- SHORT PROBLEM -
Tally the lines in the listing below that include "frequency". Answer with the count and nothing more.

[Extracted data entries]
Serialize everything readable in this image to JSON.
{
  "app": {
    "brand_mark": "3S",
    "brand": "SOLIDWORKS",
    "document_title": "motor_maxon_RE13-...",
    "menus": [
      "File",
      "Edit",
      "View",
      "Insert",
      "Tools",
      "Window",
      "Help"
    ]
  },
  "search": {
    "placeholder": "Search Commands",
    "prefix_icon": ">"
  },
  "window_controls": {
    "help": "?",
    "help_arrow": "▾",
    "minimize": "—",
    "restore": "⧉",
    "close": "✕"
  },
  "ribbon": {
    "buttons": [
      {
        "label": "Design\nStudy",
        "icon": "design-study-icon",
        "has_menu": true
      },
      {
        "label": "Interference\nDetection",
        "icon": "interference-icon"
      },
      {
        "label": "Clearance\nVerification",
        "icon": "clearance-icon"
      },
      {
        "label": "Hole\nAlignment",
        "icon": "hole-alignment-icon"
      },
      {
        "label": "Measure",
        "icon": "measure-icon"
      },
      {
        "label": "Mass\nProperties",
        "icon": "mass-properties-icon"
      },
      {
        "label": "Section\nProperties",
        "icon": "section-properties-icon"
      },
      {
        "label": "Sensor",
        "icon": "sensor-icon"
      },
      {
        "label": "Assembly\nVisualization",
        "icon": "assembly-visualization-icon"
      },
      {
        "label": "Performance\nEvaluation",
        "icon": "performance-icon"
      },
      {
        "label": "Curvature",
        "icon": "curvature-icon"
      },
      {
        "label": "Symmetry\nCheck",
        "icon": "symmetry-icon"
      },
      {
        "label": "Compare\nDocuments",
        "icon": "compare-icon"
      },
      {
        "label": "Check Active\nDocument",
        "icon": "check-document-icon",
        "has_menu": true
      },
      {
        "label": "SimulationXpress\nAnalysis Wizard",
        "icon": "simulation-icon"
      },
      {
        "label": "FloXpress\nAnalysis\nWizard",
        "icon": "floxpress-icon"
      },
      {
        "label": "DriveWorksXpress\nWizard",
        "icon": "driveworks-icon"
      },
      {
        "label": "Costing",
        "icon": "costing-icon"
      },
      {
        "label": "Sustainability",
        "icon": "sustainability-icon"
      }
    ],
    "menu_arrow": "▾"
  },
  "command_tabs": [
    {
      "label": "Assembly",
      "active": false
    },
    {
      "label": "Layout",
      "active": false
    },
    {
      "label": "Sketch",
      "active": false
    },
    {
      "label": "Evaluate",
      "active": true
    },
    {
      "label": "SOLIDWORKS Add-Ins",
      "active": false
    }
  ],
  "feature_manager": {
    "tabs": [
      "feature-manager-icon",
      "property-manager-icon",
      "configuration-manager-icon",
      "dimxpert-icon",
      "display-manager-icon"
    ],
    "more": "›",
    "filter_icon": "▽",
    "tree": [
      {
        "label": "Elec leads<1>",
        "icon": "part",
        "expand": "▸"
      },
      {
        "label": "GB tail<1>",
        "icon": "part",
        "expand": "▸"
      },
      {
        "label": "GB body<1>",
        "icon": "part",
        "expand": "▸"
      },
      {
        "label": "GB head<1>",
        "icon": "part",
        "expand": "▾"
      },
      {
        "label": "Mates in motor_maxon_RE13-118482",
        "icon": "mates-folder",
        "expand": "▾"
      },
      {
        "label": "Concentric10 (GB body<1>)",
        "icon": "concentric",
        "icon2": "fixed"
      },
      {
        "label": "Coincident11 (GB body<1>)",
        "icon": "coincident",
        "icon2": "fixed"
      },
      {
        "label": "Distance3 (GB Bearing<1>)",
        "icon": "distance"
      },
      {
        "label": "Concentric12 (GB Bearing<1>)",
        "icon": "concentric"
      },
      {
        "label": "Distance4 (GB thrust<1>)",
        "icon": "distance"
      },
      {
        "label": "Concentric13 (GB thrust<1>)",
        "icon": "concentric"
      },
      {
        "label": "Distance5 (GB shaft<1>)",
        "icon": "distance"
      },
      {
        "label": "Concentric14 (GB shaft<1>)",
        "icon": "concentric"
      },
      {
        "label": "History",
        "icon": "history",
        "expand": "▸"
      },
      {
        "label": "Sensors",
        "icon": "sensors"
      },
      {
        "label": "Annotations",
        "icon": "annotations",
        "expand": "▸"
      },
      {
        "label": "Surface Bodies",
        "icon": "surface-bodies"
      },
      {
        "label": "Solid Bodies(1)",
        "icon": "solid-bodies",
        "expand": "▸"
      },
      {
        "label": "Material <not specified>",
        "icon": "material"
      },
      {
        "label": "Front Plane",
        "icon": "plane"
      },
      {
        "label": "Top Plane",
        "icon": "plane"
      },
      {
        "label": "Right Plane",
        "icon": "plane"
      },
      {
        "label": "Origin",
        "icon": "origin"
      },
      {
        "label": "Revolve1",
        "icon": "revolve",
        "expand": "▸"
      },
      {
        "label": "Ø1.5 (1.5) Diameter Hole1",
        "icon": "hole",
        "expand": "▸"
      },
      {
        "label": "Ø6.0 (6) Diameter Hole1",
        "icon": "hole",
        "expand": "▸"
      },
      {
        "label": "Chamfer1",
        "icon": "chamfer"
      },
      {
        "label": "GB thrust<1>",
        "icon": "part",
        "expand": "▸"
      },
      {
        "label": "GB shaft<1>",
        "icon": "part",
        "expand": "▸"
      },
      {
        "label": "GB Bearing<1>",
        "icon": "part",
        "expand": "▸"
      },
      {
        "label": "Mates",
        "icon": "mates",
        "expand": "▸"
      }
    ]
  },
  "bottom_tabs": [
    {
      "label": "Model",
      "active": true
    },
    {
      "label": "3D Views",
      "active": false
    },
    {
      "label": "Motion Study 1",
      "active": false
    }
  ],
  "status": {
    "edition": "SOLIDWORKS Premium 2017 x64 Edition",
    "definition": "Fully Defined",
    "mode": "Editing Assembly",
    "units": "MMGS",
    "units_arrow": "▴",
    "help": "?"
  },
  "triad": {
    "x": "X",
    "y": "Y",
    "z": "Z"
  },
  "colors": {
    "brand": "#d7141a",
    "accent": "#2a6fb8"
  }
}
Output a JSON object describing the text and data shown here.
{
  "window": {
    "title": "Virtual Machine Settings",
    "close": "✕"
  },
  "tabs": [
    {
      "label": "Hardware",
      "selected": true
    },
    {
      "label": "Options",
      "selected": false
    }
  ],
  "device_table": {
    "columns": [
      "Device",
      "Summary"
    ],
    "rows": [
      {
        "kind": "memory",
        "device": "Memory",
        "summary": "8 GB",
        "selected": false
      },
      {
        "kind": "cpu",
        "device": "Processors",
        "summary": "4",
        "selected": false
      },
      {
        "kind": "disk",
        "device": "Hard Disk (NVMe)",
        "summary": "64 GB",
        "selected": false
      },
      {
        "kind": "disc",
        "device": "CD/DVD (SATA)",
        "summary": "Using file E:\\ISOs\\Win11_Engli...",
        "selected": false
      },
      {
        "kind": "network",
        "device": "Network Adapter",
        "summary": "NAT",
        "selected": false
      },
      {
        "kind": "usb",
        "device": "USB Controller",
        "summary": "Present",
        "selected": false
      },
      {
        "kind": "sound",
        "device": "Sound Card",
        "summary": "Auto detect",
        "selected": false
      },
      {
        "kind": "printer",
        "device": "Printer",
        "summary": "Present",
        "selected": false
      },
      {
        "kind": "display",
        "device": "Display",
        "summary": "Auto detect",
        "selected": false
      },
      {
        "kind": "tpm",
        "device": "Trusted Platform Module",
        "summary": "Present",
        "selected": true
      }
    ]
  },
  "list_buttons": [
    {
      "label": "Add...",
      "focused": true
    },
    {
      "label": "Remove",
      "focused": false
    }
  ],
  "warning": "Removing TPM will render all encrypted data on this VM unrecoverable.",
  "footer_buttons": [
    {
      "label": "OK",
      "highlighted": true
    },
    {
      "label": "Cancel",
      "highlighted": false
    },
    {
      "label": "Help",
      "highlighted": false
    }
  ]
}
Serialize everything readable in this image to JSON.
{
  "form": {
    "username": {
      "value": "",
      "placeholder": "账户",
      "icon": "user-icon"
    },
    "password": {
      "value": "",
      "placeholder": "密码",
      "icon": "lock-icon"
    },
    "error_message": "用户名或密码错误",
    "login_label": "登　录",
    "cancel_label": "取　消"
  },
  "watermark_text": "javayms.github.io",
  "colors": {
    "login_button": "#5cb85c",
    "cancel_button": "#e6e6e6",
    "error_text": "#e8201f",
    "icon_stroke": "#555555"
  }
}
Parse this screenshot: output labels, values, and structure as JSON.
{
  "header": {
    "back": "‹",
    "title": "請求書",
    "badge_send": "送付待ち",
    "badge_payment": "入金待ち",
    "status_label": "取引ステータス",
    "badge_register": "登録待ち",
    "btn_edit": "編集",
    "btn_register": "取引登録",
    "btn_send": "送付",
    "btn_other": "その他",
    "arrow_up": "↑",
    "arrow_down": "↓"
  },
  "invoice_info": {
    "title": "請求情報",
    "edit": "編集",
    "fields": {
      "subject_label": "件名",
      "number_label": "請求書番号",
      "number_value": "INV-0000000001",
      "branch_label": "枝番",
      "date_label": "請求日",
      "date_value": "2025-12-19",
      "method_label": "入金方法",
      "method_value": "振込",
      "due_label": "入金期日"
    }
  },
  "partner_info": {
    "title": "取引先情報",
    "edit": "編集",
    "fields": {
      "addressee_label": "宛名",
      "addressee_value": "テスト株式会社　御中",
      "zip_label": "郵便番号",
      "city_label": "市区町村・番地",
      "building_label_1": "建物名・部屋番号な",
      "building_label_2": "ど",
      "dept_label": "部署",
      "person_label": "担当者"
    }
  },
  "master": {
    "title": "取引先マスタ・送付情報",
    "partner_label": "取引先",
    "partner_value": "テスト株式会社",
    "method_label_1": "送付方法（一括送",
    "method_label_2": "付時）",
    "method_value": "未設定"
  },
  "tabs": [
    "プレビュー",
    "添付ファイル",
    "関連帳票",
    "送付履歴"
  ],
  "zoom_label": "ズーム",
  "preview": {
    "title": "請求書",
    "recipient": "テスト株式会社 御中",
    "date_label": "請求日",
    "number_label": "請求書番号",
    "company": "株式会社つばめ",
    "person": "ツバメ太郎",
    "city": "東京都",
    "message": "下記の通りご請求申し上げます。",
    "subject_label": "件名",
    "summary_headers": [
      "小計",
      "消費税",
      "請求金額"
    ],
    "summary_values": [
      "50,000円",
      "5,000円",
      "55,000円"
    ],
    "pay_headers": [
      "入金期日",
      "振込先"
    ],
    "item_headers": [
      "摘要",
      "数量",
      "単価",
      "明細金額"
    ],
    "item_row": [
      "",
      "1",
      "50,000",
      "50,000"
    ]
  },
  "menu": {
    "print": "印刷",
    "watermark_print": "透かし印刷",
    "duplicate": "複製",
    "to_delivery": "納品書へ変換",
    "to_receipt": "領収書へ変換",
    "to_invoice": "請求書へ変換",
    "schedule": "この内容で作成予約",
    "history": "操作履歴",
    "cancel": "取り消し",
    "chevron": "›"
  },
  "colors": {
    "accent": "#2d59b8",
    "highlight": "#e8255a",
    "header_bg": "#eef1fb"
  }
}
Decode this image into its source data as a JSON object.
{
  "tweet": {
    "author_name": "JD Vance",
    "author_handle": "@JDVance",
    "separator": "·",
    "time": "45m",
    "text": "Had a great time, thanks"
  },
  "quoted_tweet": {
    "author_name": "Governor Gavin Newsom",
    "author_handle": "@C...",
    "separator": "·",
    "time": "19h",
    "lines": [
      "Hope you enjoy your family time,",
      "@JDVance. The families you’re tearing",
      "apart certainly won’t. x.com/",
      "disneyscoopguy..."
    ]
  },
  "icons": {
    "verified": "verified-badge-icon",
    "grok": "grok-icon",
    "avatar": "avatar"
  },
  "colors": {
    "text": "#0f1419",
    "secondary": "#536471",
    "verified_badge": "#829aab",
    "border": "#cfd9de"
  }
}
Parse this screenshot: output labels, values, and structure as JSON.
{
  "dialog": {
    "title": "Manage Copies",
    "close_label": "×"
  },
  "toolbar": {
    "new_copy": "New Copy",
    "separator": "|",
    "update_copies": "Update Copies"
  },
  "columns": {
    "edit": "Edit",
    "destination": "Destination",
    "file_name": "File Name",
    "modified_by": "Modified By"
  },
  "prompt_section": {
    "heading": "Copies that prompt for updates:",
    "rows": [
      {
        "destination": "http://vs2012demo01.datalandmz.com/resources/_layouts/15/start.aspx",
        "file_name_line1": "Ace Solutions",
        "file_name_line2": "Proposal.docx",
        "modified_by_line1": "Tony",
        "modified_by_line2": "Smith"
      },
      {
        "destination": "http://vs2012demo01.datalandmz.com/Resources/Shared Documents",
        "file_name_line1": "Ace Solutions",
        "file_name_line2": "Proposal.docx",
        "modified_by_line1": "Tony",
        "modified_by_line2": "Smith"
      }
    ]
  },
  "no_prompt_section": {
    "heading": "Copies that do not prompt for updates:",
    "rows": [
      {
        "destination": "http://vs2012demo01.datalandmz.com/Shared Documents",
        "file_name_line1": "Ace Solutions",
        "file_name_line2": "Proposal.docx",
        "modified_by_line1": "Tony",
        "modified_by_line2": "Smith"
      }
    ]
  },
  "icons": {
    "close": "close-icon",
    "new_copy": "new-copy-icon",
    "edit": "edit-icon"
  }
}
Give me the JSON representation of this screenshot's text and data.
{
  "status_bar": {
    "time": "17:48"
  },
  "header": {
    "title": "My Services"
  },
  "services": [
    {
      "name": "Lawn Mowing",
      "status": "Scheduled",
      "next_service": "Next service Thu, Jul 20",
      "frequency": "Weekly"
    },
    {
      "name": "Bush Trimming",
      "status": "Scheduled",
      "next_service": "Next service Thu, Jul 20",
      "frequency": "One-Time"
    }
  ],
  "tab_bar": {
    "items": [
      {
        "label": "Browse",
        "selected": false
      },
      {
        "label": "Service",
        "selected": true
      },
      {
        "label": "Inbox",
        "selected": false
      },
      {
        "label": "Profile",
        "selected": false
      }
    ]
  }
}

- REPLY TO THE EXERCISE -
2